--- START OF Data records ---
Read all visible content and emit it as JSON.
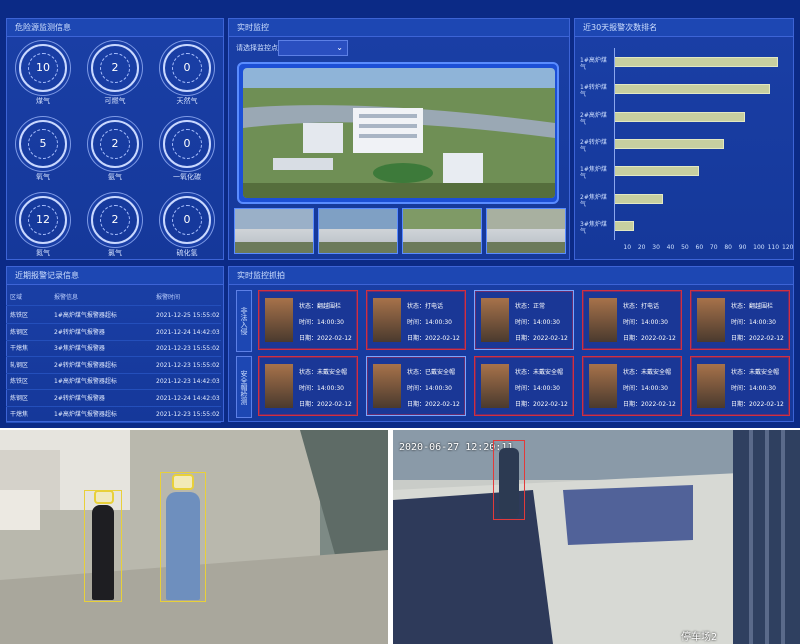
{
  "gauges": {
    "title": "危险源监测信息",
    "items": [
      {
        "value": "10",
        "label": "煤气"
      },
      {
        "value": "2",
        "label": "可燃气"
      },
      {
        "value": "0",
        "label": "天然气"
      },
      {
        "value": "5",
        "label": "氧气"
      },
      {
        "value": "2",
        "label": "氨气"
      },
      {
        "value": "0",
        "label": "一氧化碳"
      },
      {
        "value": "12",
        "label": "氮气"
      },
      {
        "value": "2",
        "label": "氯气"
      },
      {
        "value": "0",
        "label": "硫化氢"
      }
    ]
  },
  "video": {
    "title": "实时监控",
    "select_label": "请选择监控点",
    "select_value": "",
    "thumbs": 4
  },
  "chart_panel": {
    "title": "近30天报警次数排名"
  },
  "chart_data": {
    "type": "bar",
    "orientation": "horizontal",
    "categories": [
      "1#高炉煤气",
      "1#转炉煤气",
      "2#高炉煤气",
      "2#转炉煤气",
      "1#焦炉煤气",
      "2#焦炉煤气",
      "3#焦炉煤气"
    ],
    "values": [
      114,
      108,
      91,
      76,
      59,
      34,
      14
    ],
    "xlim": [
      0,
      120
    ],
    "xticks": [
      "10",
      "20",
      "30",
      "40",
      "50",
      "60",
      "70",
      "80",
      "90",
      "100",
      "110",
      "120"
    ],
    "bar_color": "#c7cfa0"
  },
  "table": {
    "title": "近期报警记录信息",
    "headers": [
      "区域",
      "报警信息",
      "报警时间"
    ],
    "rows": [
      [
        "炼铁区",
        "1#高炉煤气报警器超标",
        "2021-12-25 15:55:02"
      ],
      [
        "炼钢区",
        "2#转炉煤气报警器",
        "2021-12-24 14:42:03"
      ],
      [
        "干熄焦",
        "3#焦炉煤气报警器",
        "2021-12-23 15:55:02"
      ],
      [
        "轧钢区",
        "2#转炉煤气报警器超标",
        "2021-12-23 15:55:02"
      ],
      [
        "炼铁区",
        "1#高炉煤气报警器超标",
        "2021-12-23 14:42:03"
      ],
      [
        "炼钢区",
        "2#转炉煤气报警器",
        "2021-12-24 14:42:03"
      ],
      [
        "干熄焦",
        "1#高炉煤气报警器超标",
        "2021-12-23 15:55:02"
      ]
    ]
  },
  "alerts": {
    "title": "实时监控抓拍",
    "row_labels": [
      "非法入侵",
      "安全帽检测"
    ],
    "cards": [
      {
        "status": "状态：翻越围栏",
        "time": "时间：14:00:30",
        "date": "日期：2022-02-12",
        "alt": false
      },
      {
        "status": "状态：打电话",
        "time": "时间：14:00:30",
        "date": "日期：2022-02-12",
        "alt": false
      },
      {
        "status": "状态：正常",
        "time": "时间：14:00:30",
        "date": "日期：2022-02-12",
        "alt": true
      },
      {
        "status": "状态：打电话",
        "time": "时间：14:00:30",
        "date": "日期：2022-02-12",
        "alt": false
      },
      {
        "status": "状态：翻越围栏",
        "time": "时间：14:00:30",
        "date": "日期：2022-02-12",
        "alt": false
      },
      {
        "status": "状态：未戴安全帽",
        "time": "时间：14:00:30",
        "date": "日期：2022-02-12",
        "alt": false
      },
      {
        "status": "状态：已戴安全帽",
        "time": "时间：14:00:30",
        "date": "日期：2022-02-12",
        "alt": true
      },
      {
        "status": "状态：未戴安全帽",
        "time": "时间：14:00:30",
        "date": "日期：2022-02-12",
        "alt": false
      },
      {
        "status": "状态：未戴安全帽",
        "time": "时间：14:00:30",
        "date": "日期：2022-02-12",
        "alt": false
      },
      {
        "status": "状态：未戴安全帽",
        "time": "时间：14:00:30",
        "date": "日期：2022-02-12",
        "alt": false
      }
    ]
  },
  "camera_right": {
    "timestamp": "2020-06-27 12:20:11",
    "channel": "停车场2"
  }
}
--- END OF Data records ---
**Set problem**.
Check each line of the data above for the word "title" and say how many lines have it. Give the number alone.

**The result**.
5